PAGE EXCERPT.
-.-.-
Thursday, July 14, 2011

XPath

What is XPath?

• XPath is a syntax for defining parts of an XML document
• XPath uses path expressions to navigate in XML documents
• XPath contains a library of standard functions
• XPath is a major element in XSLT
• XPath uses a compact , non-XML syntax to facilitate use of XPath within URIs and XML attribute values.
In XPath, there are seven kinds of nodes: element, attribute, text, namespace, processing-instruction, comment, and document nodes.
Selecting nodes
XPath uses path expressions to select nodes in an XML document. The node is selected by following a path or steps. The most useful path expressions are listed below....
Expression Description
nodename Selects all child nodes of the named node
/ Selects from the root node
// Selects nodes in the document from the current node that match the selection no matter where they are
. Selects the current node
.. Selects the parent of the current node
@ Selects attributes

AAA -- selects all the child nodes of thr AAA element

XPath as filesystem addressing:-
The basic XPath syntax is similar to filesystem addressing. If the path starts with the slash / , then it represents an absolute path to the required element.
-.-.-
MATERIAL SUPPLIED.
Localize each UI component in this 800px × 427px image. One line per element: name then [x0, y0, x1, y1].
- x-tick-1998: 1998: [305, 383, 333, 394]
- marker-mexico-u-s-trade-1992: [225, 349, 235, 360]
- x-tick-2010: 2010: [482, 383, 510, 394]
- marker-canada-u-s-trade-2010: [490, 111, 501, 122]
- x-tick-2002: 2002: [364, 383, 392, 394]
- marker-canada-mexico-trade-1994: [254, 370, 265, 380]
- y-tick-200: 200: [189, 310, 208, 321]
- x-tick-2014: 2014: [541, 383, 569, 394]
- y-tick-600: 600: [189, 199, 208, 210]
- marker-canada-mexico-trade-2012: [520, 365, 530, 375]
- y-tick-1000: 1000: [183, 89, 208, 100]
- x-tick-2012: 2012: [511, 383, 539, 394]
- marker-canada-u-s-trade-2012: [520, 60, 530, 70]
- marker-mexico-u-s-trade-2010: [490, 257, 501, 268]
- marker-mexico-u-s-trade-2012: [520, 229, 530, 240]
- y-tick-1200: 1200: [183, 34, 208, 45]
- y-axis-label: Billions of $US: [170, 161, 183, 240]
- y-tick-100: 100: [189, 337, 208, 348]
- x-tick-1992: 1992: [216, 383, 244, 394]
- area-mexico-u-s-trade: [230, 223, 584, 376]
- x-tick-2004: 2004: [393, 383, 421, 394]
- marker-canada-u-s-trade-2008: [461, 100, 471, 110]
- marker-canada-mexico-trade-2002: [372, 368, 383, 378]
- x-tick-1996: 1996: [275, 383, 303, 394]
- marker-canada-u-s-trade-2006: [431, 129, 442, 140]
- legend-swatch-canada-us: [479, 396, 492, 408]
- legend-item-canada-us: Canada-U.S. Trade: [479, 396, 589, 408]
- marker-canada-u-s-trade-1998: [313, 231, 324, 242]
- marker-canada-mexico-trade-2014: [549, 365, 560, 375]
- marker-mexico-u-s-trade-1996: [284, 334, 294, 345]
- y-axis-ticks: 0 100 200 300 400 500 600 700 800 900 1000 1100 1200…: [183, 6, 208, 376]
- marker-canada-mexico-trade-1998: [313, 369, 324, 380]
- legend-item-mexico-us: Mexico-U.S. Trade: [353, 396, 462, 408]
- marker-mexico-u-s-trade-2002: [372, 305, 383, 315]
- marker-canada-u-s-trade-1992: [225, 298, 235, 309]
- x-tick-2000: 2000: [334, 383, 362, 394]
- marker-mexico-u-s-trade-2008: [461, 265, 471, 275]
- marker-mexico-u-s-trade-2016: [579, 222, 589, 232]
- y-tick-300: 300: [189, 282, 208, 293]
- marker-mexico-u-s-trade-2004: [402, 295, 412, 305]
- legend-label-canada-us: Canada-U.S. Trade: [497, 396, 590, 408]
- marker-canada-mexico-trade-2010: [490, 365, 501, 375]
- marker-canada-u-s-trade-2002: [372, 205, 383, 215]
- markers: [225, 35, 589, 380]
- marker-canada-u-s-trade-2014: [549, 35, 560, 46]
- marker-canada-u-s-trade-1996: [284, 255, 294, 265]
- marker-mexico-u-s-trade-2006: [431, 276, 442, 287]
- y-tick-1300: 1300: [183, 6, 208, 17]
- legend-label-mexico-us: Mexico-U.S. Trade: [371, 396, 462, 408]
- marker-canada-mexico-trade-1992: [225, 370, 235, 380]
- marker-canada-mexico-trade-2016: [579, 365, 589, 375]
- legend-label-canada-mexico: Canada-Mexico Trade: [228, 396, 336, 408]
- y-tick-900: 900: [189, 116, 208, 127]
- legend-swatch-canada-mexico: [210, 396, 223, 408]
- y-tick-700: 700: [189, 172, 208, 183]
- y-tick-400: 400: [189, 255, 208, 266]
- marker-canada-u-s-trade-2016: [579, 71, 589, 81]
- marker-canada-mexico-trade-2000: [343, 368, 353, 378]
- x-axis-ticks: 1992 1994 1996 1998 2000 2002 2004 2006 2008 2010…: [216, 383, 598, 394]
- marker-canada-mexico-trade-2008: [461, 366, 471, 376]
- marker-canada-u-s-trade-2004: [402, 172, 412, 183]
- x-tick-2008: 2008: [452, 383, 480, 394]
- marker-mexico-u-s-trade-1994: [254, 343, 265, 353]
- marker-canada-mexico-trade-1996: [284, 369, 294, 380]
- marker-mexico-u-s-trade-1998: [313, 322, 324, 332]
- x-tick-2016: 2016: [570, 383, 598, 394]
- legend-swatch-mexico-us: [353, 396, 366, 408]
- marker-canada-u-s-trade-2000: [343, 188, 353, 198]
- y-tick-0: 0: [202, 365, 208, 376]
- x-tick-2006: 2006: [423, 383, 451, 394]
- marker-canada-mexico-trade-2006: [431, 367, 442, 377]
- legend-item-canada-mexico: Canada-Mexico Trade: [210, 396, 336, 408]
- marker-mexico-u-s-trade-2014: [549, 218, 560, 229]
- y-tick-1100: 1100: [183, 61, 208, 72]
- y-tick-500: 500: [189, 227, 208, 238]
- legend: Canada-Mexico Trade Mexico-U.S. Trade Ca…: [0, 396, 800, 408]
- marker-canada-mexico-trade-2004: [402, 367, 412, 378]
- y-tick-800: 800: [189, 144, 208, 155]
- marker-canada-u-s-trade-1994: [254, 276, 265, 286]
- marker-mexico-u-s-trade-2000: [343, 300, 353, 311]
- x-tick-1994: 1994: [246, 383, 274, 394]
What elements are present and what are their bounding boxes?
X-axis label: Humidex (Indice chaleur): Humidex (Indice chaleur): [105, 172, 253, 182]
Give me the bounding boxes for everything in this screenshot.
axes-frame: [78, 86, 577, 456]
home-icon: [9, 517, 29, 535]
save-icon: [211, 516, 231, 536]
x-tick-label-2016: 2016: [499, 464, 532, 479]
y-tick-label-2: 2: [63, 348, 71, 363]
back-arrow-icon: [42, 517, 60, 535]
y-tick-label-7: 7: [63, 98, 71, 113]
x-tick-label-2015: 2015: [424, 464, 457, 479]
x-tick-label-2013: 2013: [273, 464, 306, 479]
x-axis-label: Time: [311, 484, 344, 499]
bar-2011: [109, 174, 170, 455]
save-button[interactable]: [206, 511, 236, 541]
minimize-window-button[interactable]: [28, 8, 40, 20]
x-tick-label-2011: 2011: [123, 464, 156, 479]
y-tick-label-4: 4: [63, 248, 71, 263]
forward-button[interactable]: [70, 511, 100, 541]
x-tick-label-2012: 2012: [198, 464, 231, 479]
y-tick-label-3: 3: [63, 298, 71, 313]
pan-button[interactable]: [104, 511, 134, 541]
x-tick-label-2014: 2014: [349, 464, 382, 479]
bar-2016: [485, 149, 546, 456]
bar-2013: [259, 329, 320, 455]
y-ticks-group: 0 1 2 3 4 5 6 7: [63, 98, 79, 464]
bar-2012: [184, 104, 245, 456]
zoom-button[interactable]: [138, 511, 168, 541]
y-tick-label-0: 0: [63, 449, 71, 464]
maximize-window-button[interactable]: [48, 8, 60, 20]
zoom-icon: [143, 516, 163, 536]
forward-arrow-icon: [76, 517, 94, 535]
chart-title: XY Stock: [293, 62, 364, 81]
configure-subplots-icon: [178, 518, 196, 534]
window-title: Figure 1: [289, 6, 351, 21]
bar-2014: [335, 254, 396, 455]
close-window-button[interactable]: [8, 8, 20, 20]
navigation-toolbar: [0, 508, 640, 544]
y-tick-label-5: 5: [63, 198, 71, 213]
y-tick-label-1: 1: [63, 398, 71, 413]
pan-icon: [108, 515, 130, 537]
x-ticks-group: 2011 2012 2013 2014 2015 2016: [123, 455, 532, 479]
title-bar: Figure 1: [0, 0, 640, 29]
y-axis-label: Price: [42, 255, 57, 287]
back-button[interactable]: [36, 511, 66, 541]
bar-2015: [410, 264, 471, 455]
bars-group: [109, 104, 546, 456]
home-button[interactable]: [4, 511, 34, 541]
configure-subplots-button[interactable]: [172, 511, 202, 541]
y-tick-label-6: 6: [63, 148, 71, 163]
-.-.-
PARTS OF THE EXERCISE.
[1] Show each line of the entries that contains the string "swatch", matching case exactly.
[2] Write the next part of the XPath page, continuing after its last sentence.

RESPONSES FOR EACH TASK.
[1]
- legend-swatch-canada-us: [479, 396, 492, 408]
- legend-swatch-canada-mexico: [210, 396, 223, 408]
- legend-swatch-mexico-us: [353, 396, 366, 408]

[2]
/xxx - select the root element xxx

AAA/xxx -- selects all the xxx elements that are children of AAA

Start with //
If the path starts with // then all elements in the document which fulfill following criteria are selected.
//BBB -- Selects all BBB elements no matter where they are in the document
DDD//BBB -- Selects all BBB elements that are descendant of the DDD element, no matter where they are under the DDD element

Attributes are specified by @ prefix.
//@aks -- Selects all attributes that are named aks
//BBB[@id] -- Select BBB elements which have attribute id

Selecting unknown nodes nodes
XPath wildcards can be used to select unknown XML elements.
Wildcard Description
* matches any element node
@* Matches any attribute node
node() Matches any node of any kind
. Selects the current node

/title/* -- Selects all the child nodes of the title element
//* -- Selects all elements in the document
//title[@*] -- Selects all title elements which have any attribute
//title[not(@*)] -- Select title elements without an attribute

Selecting Several Paths
By using the | operator in an XPath expression you can select several paths.
pathexpr1 | pathexpr2
pathexpr1 or pathexpr2
Location Path Expression
A location path can be absolute or relative.
An absolute location path starts with a slash ( / ) and a relative location path does not. In both cases the location path consists of one or more steps, each separated by a slash:
An absolute location path:

/step/step/...
A relative location path:

step/step/...
Each step is evaluated against the nodes in the current node-set.
A step consists of:
• an axis (defines the tree-relationship between the selected nodes and the current node)
• a node-test (identifies a node within an axis)
• zero or more predicates (to further refine the selected node-set)
Predicates
Predicates are used to find a specific node or a node that contains a specific value.
Predicates are always embedded in square brackets.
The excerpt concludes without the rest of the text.